▸ **Your task**: Please rewrite the listing lines from the line with "- color-swatch[interactable]: [1075, 371, 1095, 392]" to the line with "- corner-radius-icon: [1075, 312, 1084, 317]" as a numbered list, both of those lines included and blank lines left out.

▸ **Supplied records**:
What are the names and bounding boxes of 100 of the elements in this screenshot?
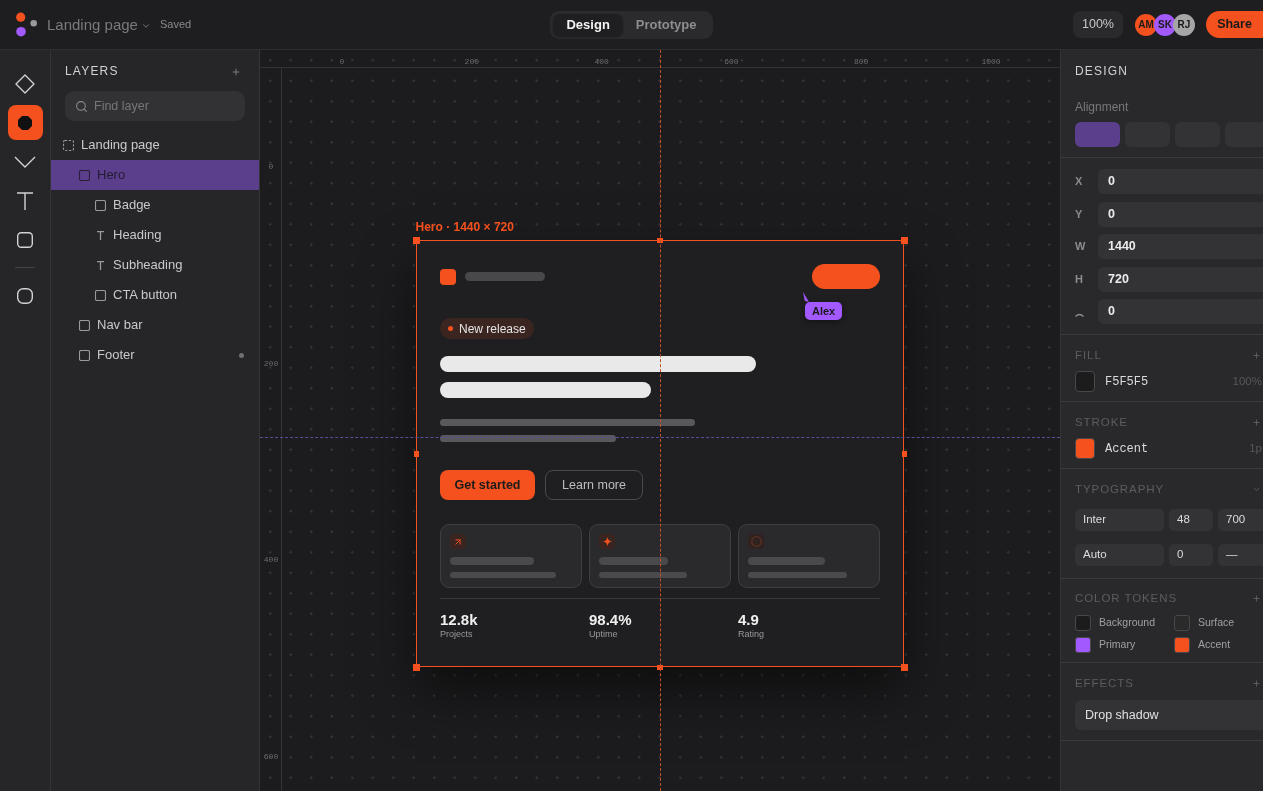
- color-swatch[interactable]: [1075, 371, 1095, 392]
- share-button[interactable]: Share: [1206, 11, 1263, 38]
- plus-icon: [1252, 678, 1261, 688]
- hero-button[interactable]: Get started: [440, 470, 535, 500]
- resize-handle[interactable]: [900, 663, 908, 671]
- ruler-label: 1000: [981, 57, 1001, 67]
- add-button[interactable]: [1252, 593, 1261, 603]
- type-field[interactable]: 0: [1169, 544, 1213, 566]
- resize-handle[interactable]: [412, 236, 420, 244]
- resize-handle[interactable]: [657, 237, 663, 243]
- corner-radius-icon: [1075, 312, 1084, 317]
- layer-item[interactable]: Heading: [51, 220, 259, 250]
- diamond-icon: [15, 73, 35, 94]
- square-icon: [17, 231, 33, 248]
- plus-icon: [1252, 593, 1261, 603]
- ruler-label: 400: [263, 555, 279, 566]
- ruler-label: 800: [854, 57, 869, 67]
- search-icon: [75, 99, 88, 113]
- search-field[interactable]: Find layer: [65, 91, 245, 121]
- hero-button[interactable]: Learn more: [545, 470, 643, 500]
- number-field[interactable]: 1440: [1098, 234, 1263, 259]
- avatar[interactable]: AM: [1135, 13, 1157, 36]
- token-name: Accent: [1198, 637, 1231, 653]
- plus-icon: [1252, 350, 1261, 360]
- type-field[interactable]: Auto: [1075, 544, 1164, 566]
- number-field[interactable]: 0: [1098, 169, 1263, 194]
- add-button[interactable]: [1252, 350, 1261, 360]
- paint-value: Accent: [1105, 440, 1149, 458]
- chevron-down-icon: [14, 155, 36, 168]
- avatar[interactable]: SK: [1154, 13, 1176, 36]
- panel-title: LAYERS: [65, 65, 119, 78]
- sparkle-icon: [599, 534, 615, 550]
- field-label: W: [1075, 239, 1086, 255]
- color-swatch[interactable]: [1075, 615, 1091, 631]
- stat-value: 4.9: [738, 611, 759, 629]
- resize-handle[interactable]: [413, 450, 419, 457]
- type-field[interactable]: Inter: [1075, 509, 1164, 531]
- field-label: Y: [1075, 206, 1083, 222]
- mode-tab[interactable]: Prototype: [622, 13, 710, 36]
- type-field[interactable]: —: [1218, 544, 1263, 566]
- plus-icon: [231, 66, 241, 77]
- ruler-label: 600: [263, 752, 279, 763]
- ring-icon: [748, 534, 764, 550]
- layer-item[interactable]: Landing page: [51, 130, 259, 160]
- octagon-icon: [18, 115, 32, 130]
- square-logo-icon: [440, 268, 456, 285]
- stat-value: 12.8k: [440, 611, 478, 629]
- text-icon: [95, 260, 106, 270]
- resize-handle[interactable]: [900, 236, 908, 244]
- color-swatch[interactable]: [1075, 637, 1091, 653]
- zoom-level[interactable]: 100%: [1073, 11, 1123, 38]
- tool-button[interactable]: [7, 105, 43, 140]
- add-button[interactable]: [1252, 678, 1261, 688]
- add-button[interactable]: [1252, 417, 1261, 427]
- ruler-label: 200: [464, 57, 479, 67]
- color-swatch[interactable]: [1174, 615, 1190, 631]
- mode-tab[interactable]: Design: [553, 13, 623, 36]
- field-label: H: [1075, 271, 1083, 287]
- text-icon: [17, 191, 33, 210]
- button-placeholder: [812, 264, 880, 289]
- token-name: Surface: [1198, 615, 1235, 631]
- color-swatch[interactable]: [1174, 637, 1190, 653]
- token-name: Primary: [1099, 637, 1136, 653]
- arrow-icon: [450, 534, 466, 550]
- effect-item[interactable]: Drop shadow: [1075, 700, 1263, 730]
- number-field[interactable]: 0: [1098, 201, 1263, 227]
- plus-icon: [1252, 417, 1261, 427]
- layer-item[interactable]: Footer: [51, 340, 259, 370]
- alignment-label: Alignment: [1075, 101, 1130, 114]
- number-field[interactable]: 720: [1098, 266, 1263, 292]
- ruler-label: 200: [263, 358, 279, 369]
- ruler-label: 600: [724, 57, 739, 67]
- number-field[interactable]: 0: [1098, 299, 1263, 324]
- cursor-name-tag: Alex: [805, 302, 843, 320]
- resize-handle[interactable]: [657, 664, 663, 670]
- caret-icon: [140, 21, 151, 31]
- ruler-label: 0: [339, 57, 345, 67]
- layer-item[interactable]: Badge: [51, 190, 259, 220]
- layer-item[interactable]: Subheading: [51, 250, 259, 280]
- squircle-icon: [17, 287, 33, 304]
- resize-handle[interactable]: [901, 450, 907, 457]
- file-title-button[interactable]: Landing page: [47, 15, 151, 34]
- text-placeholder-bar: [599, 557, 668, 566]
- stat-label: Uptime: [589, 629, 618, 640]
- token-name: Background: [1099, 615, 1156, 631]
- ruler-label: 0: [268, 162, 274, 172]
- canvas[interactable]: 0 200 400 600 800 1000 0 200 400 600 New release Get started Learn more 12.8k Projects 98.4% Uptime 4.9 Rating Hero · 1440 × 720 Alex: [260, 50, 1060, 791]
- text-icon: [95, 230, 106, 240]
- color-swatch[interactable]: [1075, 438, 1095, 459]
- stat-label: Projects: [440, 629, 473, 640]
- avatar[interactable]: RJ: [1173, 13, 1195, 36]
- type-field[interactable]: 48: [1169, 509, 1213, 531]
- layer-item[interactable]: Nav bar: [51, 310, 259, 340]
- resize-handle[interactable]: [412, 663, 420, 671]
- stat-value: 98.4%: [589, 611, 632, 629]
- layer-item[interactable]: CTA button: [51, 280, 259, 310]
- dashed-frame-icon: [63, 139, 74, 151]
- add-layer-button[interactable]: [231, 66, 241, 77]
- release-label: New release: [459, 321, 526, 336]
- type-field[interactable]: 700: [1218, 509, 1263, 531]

--

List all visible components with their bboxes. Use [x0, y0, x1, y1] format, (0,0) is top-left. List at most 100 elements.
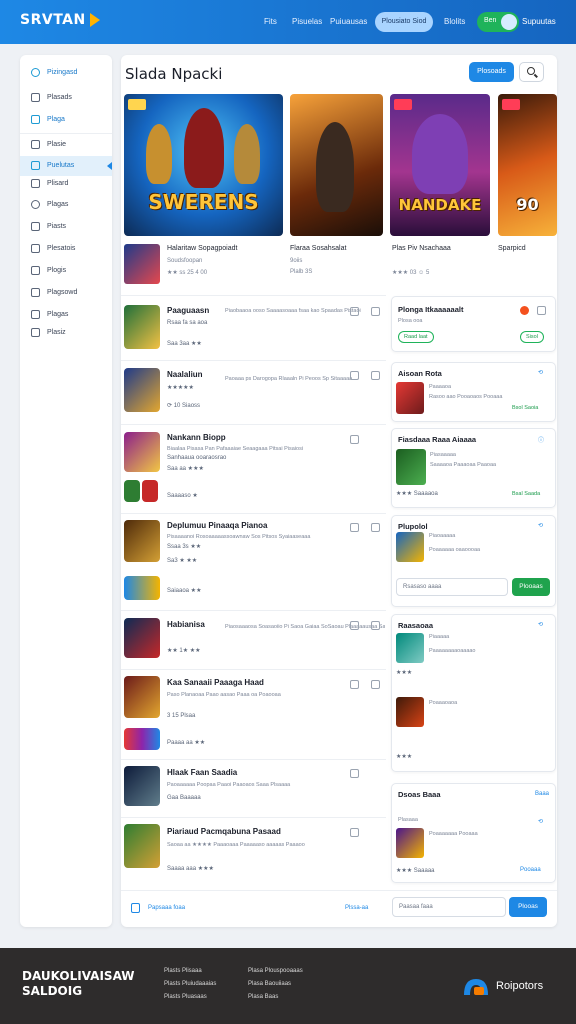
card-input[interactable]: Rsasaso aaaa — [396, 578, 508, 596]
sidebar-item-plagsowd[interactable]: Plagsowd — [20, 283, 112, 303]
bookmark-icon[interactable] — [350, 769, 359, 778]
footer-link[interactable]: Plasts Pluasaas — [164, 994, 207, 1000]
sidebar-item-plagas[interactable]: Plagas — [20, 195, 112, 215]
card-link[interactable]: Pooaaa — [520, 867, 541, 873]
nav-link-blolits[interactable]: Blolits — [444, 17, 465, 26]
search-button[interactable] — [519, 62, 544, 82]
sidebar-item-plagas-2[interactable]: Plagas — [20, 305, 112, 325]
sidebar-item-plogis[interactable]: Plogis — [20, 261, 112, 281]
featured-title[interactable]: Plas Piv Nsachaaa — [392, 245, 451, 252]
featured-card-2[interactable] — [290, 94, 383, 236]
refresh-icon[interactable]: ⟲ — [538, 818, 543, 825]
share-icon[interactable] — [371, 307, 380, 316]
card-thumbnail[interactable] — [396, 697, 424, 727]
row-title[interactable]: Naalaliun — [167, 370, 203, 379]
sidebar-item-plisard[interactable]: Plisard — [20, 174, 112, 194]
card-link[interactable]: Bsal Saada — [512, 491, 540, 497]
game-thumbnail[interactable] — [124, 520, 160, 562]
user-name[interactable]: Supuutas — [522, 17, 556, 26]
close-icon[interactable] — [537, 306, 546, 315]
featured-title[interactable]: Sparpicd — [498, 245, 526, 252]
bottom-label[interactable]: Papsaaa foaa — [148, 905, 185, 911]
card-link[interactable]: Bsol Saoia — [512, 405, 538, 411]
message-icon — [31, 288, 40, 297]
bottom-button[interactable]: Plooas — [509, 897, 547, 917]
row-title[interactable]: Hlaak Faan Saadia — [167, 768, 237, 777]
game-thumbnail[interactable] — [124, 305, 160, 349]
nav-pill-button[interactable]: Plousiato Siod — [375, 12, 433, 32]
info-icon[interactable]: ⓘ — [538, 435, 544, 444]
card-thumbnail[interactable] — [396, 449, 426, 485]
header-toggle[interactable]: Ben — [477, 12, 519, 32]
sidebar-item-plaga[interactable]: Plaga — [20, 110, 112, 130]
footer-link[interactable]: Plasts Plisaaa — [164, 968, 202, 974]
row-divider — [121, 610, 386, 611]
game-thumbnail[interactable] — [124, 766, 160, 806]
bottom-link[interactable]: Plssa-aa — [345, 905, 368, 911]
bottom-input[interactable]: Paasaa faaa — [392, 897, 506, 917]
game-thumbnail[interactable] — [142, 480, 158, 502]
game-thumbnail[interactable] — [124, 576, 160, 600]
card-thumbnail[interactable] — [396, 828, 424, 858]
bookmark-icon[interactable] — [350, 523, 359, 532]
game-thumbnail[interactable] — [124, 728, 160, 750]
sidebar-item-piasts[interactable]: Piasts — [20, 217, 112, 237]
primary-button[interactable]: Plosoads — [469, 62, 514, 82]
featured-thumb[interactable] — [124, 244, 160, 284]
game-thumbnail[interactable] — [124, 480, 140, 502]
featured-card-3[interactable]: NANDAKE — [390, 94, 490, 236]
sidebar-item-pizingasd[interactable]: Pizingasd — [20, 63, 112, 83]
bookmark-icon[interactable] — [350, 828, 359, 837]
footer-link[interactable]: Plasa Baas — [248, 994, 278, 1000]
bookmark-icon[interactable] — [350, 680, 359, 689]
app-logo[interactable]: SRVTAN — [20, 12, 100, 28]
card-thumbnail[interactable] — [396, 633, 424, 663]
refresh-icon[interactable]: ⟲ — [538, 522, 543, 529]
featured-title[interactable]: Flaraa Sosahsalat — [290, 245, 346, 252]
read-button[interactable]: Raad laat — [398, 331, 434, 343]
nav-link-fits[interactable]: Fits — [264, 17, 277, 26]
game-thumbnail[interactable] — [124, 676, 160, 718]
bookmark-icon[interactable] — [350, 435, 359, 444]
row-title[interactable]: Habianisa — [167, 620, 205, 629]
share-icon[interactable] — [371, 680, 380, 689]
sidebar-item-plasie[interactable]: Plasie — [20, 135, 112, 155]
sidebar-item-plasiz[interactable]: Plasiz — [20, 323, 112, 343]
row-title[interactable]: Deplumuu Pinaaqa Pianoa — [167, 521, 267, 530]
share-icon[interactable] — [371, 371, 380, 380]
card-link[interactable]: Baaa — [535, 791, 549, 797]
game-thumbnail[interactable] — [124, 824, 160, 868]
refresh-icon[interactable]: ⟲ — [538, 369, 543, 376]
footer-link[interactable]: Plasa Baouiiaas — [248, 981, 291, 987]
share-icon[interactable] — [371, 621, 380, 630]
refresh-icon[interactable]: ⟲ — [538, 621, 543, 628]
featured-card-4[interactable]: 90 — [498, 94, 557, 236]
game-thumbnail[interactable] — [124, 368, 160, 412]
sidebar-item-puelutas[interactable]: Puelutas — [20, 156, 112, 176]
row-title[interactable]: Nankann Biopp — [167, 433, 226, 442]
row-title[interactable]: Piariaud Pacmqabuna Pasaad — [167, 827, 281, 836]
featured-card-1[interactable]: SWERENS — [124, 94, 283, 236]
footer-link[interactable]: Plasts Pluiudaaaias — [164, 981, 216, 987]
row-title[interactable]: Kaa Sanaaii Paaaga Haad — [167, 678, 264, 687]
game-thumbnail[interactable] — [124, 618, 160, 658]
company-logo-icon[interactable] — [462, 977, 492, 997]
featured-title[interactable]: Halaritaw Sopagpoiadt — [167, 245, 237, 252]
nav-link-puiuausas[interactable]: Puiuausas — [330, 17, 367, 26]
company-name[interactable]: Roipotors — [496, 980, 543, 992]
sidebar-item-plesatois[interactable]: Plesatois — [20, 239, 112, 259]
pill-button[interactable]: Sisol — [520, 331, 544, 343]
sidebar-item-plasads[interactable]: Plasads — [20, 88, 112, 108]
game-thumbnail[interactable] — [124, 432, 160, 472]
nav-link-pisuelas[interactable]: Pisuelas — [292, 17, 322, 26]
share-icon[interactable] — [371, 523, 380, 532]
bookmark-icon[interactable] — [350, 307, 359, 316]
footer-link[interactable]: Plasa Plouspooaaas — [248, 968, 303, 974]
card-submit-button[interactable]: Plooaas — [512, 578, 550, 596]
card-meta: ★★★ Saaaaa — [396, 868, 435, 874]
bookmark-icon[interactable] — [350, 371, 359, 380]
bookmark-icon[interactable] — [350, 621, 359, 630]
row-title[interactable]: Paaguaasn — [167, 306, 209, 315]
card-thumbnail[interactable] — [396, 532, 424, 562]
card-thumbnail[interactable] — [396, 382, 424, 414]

▸ **Task output**:
1. - color-swatch[interactable]: [1075, 371, 1095, 392]
2. - share-button[interactable]: Share: [1206, 11, 1263, 38]
3. - plus-icon: [1252, 678, 1261, 688]
4. - hero-button[interactable]: Get started: [440, 470, 535, 500]
5. - resize-handle[interactable]: [900, 663, 908, 671]
6. - ruler-label: 1000: [981, 57, 1001, 67]
7. - add-button[interactable]: [1252, 593, 1261, 603]
8. - type-field[interactable]: 0: [1169, 544, 1213, 566]
9. - resize-handle[interactable]: [412, 236, 420, 244]
10. - resize-handle[interactable]: [657, 237, 663, 243]
11. - corner-radius-icon: [1075, 312, 1084, 317]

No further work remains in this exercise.